> Your task: Read through the data and report every line in which the word "Licensed" occurs.

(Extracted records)
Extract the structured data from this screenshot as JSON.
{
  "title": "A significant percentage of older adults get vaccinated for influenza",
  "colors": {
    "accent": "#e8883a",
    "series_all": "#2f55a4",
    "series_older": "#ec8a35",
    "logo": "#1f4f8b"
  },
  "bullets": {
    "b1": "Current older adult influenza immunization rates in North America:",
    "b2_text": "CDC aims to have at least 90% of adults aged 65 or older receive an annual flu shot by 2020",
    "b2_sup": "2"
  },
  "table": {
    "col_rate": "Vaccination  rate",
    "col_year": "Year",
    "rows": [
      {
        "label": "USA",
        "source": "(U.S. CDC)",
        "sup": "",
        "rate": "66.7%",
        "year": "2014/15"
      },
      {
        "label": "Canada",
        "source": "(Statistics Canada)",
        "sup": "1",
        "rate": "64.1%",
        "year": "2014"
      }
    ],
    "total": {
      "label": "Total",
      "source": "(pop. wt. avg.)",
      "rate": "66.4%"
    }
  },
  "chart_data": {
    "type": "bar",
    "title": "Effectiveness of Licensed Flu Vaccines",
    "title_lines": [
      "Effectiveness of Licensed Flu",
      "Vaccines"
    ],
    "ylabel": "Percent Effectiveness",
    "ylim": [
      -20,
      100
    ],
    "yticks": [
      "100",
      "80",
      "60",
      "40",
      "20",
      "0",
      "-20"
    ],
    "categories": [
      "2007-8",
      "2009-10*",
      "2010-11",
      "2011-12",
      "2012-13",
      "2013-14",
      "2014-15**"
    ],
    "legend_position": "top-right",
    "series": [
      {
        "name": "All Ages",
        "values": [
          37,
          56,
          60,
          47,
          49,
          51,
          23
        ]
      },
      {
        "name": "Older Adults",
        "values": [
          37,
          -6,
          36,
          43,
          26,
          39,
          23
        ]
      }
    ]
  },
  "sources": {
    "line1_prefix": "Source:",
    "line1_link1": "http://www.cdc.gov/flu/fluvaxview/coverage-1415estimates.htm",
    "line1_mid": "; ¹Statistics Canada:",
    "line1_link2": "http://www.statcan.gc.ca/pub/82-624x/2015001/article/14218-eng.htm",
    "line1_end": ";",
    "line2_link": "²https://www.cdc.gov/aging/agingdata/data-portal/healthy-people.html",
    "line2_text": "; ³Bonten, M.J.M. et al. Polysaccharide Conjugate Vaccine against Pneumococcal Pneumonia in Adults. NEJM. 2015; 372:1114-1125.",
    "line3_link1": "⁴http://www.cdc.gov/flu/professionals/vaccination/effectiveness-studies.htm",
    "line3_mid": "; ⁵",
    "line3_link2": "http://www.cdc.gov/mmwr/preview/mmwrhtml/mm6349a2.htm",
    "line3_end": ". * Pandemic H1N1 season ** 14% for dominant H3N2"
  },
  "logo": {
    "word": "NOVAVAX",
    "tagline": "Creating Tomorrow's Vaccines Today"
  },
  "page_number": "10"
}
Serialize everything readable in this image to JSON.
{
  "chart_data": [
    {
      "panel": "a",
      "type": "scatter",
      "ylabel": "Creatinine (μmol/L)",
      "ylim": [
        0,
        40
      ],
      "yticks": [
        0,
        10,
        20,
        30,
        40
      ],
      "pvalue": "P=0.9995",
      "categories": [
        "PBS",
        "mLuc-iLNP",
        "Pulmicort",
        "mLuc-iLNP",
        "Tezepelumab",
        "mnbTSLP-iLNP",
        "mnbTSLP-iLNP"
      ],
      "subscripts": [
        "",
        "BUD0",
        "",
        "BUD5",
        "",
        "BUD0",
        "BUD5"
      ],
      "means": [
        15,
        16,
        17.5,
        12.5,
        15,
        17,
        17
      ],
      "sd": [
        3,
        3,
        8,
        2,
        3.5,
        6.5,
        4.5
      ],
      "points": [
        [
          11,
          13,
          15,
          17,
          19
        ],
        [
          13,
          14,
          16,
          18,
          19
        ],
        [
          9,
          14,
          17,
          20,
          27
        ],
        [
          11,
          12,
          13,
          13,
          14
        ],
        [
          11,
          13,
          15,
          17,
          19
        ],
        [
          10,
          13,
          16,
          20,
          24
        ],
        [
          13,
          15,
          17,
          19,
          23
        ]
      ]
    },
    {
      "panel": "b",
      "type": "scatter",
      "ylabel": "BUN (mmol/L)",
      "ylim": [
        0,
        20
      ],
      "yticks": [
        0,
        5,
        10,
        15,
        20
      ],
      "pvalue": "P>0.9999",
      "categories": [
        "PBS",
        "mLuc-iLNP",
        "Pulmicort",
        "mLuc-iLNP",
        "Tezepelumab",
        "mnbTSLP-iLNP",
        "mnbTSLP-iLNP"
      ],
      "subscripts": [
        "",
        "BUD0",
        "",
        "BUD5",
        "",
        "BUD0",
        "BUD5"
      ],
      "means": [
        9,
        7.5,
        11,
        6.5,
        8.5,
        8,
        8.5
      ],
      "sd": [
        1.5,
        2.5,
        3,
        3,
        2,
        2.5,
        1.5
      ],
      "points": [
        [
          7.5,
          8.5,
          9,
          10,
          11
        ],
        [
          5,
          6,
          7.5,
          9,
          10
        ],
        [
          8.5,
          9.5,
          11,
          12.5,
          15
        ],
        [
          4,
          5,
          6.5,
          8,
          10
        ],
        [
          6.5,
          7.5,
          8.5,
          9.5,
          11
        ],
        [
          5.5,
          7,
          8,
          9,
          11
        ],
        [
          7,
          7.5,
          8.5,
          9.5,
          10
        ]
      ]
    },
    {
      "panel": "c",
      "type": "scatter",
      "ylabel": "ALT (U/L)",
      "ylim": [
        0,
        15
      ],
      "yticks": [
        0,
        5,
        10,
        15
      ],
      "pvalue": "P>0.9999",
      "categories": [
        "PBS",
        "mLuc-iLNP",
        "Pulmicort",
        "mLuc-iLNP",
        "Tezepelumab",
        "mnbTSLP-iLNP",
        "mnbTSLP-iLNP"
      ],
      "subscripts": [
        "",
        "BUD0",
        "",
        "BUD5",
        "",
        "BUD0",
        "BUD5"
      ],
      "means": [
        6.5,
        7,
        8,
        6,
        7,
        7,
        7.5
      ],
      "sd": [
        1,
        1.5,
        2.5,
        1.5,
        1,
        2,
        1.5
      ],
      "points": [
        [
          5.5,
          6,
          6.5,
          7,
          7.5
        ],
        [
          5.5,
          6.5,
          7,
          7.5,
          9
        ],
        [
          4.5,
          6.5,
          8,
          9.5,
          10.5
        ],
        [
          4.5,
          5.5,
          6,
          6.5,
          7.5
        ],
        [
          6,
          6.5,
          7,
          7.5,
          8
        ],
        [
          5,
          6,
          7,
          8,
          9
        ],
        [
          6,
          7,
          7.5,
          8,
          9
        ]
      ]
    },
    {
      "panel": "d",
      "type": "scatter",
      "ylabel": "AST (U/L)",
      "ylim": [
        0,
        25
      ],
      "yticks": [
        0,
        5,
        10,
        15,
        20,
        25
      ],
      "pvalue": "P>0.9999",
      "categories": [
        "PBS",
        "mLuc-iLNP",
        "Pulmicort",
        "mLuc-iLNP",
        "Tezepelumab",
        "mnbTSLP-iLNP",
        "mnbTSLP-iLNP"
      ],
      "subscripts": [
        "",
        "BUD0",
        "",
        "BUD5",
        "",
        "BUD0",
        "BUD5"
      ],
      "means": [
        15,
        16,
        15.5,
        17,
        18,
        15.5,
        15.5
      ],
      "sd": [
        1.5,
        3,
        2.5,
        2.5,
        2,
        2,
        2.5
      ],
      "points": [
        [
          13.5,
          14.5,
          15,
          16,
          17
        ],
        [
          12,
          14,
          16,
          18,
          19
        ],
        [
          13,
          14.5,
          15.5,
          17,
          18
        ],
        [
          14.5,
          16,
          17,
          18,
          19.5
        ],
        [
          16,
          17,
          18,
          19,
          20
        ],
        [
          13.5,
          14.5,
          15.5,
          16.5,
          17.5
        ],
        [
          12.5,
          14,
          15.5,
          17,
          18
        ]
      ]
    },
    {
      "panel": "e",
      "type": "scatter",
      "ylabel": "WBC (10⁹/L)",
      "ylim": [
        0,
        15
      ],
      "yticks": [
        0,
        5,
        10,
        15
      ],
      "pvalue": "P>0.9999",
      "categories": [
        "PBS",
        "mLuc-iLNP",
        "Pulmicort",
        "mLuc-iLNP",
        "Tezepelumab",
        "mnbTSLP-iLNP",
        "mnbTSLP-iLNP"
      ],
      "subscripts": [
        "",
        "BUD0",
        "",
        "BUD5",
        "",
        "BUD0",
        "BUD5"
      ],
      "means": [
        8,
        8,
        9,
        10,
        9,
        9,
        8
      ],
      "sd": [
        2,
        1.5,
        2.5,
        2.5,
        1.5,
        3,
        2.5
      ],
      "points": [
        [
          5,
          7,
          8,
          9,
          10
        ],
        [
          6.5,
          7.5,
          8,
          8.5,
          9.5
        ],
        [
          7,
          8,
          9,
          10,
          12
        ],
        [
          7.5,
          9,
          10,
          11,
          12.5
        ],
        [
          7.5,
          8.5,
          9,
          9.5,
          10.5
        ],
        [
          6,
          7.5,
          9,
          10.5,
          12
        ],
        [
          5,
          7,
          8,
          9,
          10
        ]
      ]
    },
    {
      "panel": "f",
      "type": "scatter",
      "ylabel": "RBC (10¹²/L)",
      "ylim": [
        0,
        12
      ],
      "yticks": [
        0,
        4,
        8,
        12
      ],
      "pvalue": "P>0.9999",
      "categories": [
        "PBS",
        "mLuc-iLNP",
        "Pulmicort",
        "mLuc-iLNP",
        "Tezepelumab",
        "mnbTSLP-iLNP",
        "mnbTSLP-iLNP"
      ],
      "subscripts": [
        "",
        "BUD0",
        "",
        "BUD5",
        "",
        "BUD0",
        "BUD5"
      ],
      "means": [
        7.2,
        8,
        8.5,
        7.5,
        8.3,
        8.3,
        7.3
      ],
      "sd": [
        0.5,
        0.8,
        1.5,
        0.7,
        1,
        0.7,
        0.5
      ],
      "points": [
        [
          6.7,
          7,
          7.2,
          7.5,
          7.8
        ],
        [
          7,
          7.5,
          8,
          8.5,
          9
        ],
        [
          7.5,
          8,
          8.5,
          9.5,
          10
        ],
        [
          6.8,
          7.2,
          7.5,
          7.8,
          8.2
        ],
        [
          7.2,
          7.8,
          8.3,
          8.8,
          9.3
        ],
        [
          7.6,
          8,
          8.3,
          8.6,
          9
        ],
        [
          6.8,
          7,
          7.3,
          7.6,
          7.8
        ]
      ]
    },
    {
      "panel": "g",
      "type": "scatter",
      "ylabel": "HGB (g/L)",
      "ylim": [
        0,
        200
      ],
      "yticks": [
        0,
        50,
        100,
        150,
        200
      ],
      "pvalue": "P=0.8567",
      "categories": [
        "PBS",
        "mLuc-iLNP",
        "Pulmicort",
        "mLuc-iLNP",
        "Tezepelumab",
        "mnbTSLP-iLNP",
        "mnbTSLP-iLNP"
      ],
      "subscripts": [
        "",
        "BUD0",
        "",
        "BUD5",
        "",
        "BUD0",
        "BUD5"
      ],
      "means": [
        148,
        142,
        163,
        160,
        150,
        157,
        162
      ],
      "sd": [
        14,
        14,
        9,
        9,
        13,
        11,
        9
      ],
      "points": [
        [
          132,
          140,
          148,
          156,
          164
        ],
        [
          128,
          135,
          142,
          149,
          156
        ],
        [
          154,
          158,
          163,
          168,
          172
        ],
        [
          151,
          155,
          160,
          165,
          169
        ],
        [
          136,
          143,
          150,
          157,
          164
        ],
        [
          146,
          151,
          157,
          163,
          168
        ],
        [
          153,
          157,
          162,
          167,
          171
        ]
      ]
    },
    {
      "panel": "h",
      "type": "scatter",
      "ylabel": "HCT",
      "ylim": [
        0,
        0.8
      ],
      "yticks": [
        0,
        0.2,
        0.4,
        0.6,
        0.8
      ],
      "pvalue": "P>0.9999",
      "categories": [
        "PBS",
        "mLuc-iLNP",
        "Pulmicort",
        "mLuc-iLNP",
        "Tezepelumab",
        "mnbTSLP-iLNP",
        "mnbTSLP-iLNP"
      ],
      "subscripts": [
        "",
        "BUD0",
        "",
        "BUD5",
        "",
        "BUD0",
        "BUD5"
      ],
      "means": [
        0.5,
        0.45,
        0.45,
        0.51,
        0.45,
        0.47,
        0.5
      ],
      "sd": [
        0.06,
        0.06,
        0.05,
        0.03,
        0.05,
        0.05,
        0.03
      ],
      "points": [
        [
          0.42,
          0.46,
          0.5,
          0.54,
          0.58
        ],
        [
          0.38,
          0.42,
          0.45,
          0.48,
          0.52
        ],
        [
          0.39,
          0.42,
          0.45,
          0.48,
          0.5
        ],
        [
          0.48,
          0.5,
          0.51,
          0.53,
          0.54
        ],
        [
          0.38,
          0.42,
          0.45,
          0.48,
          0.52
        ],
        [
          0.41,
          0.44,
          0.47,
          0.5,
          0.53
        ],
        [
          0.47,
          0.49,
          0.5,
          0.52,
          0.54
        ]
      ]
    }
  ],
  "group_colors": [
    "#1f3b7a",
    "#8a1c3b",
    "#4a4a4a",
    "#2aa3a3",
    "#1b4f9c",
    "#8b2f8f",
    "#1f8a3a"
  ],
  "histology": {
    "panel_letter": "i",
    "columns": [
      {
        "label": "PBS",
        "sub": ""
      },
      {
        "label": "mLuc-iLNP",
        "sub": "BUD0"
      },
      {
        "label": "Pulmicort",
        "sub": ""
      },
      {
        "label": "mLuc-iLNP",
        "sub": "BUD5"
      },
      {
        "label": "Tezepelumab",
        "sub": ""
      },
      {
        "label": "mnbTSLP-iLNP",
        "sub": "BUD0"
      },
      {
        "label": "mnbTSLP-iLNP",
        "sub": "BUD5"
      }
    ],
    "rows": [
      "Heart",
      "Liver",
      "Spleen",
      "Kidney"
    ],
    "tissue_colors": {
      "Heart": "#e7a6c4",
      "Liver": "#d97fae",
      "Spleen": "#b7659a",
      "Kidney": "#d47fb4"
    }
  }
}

> Final result:
    "title": "Effectiveness of Licensed Flu Vaccines",
      "Effectiveness of Licensed Flu",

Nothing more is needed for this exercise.